Request — Look through the data for the string "favicon". Copy every line where it is found.

# Start of The data

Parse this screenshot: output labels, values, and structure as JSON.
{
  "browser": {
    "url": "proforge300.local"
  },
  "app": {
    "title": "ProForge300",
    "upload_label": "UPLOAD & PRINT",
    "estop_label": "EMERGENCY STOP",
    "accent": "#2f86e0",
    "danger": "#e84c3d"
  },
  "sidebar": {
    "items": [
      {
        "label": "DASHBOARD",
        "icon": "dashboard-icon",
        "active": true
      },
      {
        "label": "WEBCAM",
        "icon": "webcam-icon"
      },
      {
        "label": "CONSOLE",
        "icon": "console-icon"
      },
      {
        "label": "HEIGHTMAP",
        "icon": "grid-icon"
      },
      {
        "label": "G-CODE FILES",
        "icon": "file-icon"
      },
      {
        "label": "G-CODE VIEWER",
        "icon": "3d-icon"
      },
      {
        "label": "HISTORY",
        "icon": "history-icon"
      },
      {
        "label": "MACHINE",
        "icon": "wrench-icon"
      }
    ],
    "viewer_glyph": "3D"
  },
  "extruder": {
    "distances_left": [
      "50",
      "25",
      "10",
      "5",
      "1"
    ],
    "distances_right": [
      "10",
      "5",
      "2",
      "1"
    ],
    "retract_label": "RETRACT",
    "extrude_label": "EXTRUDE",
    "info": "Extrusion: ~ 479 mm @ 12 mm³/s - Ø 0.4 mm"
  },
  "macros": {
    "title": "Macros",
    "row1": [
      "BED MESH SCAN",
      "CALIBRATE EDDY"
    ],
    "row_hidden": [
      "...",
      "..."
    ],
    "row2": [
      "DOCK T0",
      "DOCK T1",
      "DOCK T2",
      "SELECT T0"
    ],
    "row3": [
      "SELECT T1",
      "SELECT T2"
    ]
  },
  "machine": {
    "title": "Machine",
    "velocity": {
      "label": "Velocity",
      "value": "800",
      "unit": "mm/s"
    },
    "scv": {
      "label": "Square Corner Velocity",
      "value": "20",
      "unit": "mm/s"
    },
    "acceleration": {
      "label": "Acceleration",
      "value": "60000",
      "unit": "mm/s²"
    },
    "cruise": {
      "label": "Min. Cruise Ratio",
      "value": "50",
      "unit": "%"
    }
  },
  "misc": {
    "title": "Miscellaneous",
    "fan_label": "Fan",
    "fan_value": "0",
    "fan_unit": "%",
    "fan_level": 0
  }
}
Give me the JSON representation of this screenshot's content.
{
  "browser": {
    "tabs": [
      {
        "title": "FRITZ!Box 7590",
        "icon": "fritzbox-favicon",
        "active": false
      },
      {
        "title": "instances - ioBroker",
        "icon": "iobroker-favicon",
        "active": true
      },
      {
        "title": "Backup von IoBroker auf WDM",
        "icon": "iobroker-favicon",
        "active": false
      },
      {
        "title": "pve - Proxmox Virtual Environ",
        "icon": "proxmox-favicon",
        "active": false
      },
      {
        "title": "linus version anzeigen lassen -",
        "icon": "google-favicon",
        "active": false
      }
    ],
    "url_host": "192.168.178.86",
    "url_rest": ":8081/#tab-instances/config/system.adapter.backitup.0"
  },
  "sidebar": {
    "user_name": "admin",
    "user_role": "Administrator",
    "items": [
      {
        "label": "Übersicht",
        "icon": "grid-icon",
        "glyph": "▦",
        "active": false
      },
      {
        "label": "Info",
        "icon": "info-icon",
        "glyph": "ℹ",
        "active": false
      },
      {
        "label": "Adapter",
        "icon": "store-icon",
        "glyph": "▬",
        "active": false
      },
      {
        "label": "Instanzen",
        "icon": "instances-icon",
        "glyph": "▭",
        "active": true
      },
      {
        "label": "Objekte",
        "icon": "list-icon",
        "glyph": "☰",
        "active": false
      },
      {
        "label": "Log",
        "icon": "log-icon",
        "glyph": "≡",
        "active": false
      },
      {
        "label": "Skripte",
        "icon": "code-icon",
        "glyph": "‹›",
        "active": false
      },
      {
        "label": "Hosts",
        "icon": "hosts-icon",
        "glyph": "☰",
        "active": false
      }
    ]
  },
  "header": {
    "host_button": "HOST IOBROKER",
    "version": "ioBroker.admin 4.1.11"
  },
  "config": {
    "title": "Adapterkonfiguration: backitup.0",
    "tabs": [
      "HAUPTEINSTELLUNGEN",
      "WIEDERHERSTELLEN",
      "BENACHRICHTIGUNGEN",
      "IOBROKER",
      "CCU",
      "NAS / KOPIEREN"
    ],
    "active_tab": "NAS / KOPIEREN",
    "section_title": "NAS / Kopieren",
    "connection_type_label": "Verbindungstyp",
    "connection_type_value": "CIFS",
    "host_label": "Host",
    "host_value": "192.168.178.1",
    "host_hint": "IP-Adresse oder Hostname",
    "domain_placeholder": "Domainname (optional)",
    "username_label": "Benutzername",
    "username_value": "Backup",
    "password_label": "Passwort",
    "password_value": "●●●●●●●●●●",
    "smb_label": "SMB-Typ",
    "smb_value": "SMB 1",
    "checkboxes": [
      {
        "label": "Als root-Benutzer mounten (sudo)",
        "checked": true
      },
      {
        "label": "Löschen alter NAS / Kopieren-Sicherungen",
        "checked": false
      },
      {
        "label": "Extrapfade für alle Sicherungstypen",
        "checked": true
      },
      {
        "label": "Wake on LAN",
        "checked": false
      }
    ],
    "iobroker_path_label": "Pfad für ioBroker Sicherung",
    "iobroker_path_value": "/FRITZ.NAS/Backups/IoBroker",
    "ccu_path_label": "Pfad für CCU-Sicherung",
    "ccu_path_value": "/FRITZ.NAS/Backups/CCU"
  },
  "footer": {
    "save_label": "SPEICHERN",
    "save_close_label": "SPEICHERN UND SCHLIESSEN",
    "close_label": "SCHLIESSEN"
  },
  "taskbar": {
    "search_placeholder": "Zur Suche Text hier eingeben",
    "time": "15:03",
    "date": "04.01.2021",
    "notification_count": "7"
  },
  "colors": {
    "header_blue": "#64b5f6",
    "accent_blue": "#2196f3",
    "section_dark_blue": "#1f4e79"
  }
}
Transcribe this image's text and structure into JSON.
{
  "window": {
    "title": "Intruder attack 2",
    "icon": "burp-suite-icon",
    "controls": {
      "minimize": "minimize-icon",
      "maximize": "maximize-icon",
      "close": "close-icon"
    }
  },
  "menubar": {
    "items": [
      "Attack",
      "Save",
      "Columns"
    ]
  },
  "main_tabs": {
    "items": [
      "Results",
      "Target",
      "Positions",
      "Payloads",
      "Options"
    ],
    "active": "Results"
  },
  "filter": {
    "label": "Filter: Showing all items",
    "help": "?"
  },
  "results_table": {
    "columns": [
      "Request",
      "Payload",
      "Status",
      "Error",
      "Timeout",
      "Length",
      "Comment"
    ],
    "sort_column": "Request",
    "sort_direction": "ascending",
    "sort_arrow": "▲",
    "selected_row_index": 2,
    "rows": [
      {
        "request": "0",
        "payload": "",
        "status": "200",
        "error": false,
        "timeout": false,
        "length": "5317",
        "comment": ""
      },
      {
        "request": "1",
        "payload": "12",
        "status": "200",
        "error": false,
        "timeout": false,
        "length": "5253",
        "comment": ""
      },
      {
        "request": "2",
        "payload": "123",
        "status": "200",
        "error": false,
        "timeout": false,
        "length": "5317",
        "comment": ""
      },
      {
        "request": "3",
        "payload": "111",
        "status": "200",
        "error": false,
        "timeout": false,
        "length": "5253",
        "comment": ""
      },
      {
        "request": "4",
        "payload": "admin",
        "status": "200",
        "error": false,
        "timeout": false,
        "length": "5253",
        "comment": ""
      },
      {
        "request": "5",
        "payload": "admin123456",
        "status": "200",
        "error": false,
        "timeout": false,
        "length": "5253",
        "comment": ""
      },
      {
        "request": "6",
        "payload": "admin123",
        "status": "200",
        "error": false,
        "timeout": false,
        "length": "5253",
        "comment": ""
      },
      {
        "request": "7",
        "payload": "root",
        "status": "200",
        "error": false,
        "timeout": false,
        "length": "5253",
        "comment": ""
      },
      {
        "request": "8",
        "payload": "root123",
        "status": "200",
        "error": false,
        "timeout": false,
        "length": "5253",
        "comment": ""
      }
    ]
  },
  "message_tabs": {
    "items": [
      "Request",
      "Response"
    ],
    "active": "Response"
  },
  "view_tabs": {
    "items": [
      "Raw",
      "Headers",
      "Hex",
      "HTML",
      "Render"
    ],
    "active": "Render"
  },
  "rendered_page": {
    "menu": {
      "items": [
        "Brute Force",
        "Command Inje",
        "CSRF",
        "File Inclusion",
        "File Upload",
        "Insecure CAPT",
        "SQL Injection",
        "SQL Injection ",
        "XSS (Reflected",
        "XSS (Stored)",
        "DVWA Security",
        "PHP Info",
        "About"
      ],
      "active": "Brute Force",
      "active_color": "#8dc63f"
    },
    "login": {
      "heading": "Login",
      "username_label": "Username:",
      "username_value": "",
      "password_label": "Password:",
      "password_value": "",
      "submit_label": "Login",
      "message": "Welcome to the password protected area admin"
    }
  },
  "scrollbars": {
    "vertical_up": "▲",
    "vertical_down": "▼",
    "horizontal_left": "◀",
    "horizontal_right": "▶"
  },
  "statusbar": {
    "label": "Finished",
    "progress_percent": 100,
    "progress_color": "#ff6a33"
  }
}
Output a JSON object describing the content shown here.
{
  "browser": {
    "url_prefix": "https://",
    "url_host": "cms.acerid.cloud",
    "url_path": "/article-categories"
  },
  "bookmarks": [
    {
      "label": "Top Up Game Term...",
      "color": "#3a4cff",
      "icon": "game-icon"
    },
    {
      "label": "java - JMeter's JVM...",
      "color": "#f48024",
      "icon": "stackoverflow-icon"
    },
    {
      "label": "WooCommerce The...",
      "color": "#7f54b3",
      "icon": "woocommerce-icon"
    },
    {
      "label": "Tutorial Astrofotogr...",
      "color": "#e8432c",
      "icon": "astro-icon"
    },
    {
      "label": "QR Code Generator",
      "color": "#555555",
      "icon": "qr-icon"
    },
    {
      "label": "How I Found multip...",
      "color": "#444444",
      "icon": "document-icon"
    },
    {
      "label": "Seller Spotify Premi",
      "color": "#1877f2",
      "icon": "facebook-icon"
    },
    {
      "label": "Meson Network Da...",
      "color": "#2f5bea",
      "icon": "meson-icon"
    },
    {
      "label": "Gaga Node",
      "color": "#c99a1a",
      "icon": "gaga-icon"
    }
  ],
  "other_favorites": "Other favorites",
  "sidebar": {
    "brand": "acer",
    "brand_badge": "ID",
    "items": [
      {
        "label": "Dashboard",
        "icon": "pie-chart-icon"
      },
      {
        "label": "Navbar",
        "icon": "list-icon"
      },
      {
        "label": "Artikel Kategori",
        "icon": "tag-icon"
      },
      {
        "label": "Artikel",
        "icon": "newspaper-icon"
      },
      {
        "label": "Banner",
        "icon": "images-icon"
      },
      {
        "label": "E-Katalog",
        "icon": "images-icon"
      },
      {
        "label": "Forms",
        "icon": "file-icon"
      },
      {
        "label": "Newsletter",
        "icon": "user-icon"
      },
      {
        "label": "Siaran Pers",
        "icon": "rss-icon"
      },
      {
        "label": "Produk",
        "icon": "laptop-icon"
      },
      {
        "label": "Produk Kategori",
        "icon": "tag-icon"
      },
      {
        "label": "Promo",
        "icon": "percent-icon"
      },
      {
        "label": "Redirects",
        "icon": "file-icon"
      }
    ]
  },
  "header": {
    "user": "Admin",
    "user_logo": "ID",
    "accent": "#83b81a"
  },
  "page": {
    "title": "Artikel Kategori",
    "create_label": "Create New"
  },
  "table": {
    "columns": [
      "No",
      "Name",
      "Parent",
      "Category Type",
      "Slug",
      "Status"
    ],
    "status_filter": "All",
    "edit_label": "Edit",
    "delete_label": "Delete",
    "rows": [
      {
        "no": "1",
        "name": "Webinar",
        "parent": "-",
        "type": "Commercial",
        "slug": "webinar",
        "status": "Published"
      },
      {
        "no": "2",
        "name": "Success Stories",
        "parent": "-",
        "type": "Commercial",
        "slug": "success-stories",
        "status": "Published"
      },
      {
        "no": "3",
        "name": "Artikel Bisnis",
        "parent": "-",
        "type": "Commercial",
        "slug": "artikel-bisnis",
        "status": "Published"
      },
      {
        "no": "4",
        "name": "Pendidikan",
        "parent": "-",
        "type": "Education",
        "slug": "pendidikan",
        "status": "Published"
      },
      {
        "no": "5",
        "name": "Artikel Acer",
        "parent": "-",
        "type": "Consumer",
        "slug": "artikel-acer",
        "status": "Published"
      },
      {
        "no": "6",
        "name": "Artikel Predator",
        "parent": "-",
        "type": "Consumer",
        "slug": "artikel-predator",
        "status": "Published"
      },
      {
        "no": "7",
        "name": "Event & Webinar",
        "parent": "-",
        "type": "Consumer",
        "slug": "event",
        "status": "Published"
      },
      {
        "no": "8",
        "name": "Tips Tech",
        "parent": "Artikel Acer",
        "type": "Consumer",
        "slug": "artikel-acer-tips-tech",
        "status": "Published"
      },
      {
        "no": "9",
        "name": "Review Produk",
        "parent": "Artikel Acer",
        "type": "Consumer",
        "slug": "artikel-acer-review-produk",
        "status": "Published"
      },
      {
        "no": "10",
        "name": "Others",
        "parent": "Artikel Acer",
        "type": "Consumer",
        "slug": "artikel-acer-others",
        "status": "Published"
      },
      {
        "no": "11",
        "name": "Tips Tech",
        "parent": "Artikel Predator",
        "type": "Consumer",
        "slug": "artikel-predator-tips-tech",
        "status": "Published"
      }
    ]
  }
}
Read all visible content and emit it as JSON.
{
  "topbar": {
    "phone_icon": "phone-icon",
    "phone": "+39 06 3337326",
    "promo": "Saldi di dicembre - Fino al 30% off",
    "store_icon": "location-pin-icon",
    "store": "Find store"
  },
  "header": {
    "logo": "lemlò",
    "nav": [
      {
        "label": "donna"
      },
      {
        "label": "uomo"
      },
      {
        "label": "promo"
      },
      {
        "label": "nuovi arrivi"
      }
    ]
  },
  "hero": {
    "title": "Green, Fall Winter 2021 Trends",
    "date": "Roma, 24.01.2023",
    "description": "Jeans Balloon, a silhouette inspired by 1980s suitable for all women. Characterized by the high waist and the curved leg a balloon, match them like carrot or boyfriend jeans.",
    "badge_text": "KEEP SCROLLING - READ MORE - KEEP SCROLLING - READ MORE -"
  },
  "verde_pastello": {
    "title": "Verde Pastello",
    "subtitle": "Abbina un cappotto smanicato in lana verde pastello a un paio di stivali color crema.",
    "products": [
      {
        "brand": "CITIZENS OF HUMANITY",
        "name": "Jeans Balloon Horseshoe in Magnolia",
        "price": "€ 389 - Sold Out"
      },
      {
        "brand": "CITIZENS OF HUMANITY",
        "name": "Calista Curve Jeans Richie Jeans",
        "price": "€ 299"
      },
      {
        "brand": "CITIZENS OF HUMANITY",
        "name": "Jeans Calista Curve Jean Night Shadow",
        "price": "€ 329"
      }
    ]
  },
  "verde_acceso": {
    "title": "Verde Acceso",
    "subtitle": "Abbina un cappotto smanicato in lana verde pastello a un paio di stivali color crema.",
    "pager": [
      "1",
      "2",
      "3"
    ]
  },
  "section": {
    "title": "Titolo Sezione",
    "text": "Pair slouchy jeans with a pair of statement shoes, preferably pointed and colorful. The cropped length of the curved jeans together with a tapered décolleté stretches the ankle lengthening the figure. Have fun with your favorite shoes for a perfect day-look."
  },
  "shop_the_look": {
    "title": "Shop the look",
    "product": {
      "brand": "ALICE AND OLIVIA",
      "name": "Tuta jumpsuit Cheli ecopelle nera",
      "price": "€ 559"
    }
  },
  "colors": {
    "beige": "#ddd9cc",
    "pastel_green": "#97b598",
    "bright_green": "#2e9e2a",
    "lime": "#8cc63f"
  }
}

# End of The data

Result below —
        "icon": "fritzbox-favicon",
        "icon": "iobroker-favicon",
        "icon": "iobroker-favicon",
        "icon": "proxmox-favicon",
        "icon": "google-favicon",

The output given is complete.